#### Material
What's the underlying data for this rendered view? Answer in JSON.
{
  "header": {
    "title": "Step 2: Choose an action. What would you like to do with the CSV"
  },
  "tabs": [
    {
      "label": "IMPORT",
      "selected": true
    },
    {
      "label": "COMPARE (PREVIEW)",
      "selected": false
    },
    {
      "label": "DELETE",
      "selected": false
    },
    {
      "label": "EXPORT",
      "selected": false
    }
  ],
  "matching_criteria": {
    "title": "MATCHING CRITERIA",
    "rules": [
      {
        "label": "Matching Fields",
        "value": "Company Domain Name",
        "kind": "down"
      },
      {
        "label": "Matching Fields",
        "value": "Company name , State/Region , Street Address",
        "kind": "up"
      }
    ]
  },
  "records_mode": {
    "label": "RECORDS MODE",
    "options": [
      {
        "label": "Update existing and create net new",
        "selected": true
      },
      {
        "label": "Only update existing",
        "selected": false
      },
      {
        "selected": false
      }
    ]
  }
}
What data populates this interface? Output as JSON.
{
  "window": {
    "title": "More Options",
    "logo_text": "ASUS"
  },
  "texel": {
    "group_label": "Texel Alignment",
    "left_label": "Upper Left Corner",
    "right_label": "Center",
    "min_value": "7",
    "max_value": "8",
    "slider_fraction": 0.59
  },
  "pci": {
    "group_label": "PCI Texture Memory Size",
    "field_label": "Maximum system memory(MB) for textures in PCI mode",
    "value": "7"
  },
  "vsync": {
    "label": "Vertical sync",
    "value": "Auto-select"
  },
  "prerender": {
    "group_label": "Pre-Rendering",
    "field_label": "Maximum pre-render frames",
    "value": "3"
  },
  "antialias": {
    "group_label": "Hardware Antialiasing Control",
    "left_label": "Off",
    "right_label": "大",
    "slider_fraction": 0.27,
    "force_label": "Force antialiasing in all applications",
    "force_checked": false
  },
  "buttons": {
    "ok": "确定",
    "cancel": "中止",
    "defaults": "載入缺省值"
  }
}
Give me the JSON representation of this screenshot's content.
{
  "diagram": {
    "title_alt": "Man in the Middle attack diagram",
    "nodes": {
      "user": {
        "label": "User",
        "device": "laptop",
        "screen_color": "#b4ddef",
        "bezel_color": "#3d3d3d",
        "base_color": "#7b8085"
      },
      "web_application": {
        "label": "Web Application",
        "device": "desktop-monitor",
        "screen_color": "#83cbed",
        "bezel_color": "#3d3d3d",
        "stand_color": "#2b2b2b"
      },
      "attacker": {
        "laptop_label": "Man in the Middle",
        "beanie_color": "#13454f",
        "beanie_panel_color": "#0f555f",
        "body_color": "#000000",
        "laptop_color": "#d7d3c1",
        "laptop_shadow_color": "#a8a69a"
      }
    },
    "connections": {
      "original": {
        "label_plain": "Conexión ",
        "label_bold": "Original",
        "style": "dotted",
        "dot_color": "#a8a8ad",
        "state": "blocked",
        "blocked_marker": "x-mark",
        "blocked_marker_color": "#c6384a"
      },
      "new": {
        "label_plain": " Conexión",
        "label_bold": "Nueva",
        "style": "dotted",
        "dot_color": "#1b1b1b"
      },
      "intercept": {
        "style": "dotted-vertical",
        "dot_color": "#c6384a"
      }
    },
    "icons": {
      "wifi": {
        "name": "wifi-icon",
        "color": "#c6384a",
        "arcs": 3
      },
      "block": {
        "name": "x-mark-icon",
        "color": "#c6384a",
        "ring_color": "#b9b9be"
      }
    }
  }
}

#### Aim
Every line above should be retyped exactly as given.

#### Answer for this exercise
What's the underlying data for this rendered view? Answer in JSON.
{
  "header": {
    "title": "Step 2: Choose an action. What would you like to do with the CSV"
  },
  "tabs": [
    {
      "label": "IMPORT",
      "selected": true
    },
    {
      "label": "COMPARE (PREVIEW)",
      "selected": false
    },
    {
      "label": "DELETE",
      "selected": false
    },
    {
      "label": "EXPORT",
      "selected": false
    }
  ],
  "matching_criteria": {
    "title": "MATCHING CRITERIA",
    "rules": [
      {
        "label": "Matching Fields",
        "value": "Company Domain Name",
        "kind": "down"
      },
      {
        "label": "Matching Fields",
        "value": "Company name , State/Region , Street Address",
        "kind": "up"
      }
    ]
  },
  "records_mode": {
    "label": "RECORDS MODE",
    "options": [
      {
        "label": "Update existing and create net new",
        "selected": true
      },
      {
        "label": "Only update existing",
        "selected": false
      },
      {
        "selected": false
      }
    ]
  }
}
What data populates this interface? Output as JSON.
{
  "window": {
    "title": "More Options",
    "logo_text": "ASUS"
  },
  "texel": {
    "group_label": "Texel Alignment",
    "left_label": "Upper Left Corner",
    "right_label": "Center",
    "min_value": "7",
    "max_value": "8",
    "slider_fraction": 0.59
  },
  "pci": {
    "group_label": "PCI Texture Memory Size",
    "field_label": "Maximum system memory(MB) for textures in PCI mode",
    "value": "7"
  },
  "vsync": {
    "label": "Vertical sync",
    "value": "Auto-select"
  },
  "prerender": {
    "group_label": "Pre-Rendering",
    "field_label": "Maximum pre-render frames",
    "value": "3"
  },
  "antialias": {
    "group_label": "Hardware Antialiasing Control",
    "left_label": "Off",
    "right_label": "大",
    "slider_fraction": 0.27,
    "force_label": "Force antialiasing in all applications",
    "force_checked": false
  },
  "buttons": {
    "ok": "确定",
    "cancel": "中止",
    "defaults": "載入缺省值"
  }
}
Give me the JSON representation of this screenshot's content.
{
  "diagram": {
    "title_alt": "Man in the Middle attack diagram",
    "nodes": {
      "user": {
        "label": "User",
        "device": "laptop",
        "screen_color": "#b4ddef",
        "bezel_color": "#3d3d3d",
        "base_color": "#7b8085"
      },
      "web_application": {
        "label": "Web Application",
        "device": "desktop-monitor",
        "screen_color": "#83cbed",
        "bezel_color": "#3d3d3d",
        "stand_color": "#2b2b2b"
      },
      "attacker": {
        "laptop_label": "Man in the Middle",
        "beanie_color": "#13454f",
        "beanie_panel_color": "#0f555f",
        "body_color": "#000000",
        "laptop_color": "#d7d3c1",
        "laptop_shadow_color": "#a8a69a"
      }
    },
    "connections": {
      "original": {
        "label_plain": "Conexión ",
        "label_bold": "Original",
        "style": "dotted",
        "dot_color": "#a8a8ad",
        "state": "blocked",
        "blocked_marker": "x-mark",
        "blocked_marker_color": "#c6384a"
      },
      "new": {
        "label_plain": " Conexión",
        "label_bold": "Nueva",
        "style": "dotted",
        "dot_color": "#1b1b1b"
      },
      "intercept": {
        "style": "dotted-vertical",
        "dot_color": "#c6384a"
      }
    },
    "icons": {
      "wifi": {
        "name": "wifi-icon",
        "color": "#c6384a",
        "arcs": 3
      },
      "block": {
        "name": "x-mark-icon",
        "color": "#c6384a",
        "ring_color": "#b9b9be"
      }
    }
  }
}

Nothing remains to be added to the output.